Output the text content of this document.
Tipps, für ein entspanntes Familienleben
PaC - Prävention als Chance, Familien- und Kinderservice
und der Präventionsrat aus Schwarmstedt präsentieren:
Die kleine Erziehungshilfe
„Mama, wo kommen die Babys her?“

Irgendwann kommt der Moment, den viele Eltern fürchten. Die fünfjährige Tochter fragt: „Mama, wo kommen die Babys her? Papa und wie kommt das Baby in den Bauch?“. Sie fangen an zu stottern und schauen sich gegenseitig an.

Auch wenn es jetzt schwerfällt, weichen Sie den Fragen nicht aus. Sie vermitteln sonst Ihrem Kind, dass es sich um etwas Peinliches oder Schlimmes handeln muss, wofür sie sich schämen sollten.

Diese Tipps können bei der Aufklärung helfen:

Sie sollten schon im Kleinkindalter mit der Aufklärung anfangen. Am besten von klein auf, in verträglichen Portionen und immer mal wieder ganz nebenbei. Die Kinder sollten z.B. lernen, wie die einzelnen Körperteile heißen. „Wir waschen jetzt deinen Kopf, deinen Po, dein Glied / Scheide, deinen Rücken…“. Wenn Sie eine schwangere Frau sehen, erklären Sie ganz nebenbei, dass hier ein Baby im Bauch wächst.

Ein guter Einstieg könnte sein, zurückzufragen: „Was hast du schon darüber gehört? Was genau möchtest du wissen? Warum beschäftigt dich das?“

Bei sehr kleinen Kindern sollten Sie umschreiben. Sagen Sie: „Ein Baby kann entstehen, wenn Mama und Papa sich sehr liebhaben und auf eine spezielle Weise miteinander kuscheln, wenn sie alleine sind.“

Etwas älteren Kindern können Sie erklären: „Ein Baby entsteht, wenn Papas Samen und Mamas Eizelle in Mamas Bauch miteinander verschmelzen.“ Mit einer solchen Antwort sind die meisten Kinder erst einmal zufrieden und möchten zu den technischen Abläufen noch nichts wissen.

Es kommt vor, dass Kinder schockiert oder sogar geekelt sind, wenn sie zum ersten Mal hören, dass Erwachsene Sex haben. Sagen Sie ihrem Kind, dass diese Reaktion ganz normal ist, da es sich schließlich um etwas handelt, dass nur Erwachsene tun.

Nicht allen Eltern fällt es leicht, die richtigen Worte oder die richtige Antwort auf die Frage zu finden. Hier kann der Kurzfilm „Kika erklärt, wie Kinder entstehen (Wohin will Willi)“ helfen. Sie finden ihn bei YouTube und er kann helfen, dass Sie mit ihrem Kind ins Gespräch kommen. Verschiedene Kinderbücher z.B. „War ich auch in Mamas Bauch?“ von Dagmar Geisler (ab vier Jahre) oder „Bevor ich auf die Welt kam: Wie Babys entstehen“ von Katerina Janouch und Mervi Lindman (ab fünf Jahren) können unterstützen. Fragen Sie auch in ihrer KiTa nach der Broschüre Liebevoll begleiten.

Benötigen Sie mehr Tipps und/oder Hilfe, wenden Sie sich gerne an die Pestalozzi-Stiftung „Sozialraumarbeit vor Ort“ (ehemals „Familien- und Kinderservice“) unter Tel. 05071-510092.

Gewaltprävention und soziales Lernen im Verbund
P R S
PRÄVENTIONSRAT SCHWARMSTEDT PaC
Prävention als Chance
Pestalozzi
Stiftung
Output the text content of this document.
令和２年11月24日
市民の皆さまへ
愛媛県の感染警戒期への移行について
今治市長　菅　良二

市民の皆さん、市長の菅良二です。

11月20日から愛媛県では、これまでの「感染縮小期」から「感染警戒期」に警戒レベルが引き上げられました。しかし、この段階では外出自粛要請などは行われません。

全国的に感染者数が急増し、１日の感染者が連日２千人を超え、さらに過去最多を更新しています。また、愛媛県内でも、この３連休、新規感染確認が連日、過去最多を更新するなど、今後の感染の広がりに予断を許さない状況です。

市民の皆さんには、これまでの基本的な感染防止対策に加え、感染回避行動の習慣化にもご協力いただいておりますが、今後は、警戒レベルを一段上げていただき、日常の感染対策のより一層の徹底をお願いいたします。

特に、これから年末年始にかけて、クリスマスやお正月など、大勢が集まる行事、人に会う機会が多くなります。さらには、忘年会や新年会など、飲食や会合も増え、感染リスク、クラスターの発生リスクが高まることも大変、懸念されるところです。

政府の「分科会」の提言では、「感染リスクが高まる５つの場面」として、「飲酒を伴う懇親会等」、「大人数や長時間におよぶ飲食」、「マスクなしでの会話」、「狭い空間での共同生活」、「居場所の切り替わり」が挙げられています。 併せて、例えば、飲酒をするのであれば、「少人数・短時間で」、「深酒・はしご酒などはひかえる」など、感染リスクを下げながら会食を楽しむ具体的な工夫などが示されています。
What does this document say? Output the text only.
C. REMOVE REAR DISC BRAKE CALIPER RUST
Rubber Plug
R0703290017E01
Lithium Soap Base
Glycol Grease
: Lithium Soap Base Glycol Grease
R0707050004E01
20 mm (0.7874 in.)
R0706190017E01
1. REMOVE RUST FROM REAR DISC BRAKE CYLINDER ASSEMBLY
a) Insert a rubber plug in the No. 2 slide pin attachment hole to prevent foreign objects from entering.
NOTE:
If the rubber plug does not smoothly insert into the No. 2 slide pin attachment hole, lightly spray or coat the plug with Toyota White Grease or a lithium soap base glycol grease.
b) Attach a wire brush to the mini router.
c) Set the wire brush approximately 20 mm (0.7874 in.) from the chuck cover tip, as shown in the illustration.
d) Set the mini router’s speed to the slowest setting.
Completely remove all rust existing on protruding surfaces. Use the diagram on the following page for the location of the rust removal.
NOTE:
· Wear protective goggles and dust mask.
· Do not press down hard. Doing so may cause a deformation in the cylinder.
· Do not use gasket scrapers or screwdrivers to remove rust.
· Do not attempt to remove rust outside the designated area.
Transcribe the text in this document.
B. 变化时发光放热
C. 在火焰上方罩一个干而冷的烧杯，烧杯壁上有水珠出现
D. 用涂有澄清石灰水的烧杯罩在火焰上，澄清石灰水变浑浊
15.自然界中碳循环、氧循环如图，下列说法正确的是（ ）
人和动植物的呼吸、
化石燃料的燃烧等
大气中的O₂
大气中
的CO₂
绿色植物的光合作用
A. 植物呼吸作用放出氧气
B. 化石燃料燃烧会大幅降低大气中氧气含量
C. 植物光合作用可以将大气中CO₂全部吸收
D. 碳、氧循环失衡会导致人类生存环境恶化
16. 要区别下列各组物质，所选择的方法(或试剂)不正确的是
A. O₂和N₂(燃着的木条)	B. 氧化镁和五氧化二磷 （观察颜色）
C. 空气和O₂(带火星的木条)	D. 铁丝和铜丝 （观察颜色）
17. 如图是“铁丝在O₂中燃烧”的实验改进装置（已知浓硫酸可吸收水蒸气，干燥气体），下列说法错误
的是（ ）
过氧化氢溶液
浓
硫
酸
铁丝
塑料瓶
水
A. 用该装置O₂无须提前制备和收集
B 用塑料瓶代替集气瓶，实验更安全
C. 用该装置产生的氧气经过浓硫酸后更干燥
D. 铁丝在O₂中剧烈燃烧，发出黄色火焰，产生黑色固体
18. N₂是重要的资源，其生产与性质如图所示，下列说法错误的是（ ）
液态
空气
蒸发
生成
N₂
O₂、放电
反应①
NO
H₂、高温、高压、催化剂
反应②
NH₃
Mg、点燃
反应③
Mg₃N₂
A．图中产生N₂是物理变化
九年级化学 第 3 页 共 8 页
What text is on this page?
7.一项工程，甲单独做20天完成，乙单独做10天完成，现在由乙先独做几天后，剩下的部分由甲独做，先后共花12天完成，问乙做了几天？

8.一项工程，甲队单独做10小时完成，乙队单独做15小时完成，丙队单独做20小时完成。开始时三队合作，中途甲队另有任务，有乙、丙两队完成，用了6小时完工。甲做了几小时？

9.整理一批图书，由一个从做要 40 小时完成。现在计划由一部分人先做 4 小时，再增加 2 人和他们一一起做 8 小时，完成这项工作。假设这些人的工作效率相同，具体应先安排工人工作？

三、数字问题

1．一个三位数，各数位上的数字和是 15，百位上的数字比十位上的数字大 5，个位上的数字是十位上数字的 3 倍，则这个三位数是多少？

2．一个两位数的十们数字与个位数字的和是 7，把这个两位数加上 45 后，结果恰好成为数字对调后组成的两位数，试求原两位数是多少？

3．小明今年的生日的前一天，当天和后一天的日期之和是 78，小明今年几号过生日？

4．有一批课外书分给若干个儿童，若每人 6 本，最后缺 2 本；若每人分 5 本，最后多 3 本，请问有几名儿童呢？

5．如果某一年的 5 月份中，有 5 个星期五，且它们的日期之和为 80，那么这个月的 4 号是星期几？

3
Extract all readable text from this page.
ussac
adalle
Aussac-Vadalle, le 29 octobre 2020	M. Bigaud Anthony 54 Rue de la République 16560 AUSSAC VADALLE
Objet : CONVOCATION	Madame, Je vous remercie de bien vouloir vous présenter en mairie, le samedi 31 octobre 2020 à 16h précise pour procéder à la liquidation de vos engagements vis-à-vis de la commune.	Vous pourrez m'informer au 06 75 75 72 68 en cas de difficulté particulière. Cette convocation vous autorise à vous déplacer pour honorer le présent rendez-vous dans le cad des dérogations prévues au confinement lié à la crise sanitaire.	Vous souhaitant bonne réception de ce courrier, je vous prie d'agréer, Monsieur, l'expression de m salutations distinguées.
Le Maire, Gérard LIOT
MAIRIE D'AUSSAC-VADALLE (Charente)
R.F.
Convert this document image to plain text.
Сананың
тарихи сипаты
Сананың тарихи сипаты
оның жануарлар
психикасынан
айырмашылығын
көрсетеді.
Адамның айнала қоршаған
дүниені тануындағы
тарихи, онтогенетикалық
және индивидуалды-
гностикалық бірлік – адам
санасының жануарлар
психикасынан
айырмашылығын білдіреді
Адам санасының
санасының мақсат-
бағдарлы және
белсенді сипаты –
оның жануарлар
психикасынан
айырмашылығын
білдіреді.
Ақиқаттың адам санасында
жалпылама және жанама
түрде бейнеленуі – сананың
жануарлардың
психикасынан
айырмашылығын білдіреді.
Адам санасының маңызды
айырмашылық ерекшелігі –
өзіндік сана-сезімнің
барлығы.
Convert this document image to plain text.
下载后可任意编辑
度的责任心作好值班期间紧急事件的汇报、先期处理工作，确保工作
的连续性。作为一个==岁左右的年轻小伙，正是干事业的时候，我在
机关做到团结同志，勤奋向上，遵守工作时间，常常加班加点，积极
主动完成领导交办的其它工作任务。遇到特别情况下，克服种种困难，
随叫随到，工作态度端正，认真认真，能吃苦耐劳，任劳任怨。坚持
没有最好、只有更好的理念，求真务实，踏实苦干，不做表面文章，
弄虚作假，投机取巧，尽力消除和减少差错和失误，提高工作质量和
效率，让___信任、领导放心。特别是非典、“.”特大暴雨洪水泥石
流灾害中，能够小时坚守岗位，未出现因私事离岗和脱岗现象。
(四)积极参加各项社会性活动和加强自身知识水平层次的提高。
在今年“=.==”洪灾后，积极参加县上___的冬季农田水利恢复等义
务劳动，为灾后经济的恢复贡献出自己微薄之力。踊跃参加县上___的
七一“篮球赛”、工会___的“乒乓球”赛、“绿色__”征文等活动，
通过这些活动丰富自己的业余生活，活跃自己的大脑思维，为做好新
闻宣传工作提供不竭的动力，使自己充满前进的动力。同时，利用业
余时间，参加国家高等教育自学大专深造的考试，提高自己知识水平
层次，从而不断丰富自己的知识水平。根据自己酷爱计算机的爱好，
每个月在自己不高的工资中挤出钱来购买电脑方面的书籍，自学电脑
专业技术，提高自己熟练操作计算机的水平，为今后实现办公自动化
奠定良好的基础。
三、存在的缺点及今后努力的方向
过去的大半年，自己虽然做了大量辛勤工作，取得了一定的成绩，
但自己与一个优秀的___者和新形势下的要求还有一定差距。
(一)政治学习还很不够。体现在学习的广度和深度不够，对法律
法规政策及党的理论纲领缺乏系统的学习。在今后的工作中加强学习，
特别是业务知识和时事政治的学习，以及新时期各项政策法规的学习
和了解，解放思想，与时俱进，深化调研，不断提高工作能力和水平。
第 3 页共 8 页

EXERCISE GOAL: Report each line of the material above where the word "Stiftung" appears.

CORRECT RESULT:
Benötigen Sie mehr Tipps und/oder Hilfe, wenden Sie sich gerne an die Pestalozzi-Stiftung „Sozialraumarbeit vor Ort“ (ehemals „Familien- und Kinderservice“) unter Tel. 05071-510092.
Stiftung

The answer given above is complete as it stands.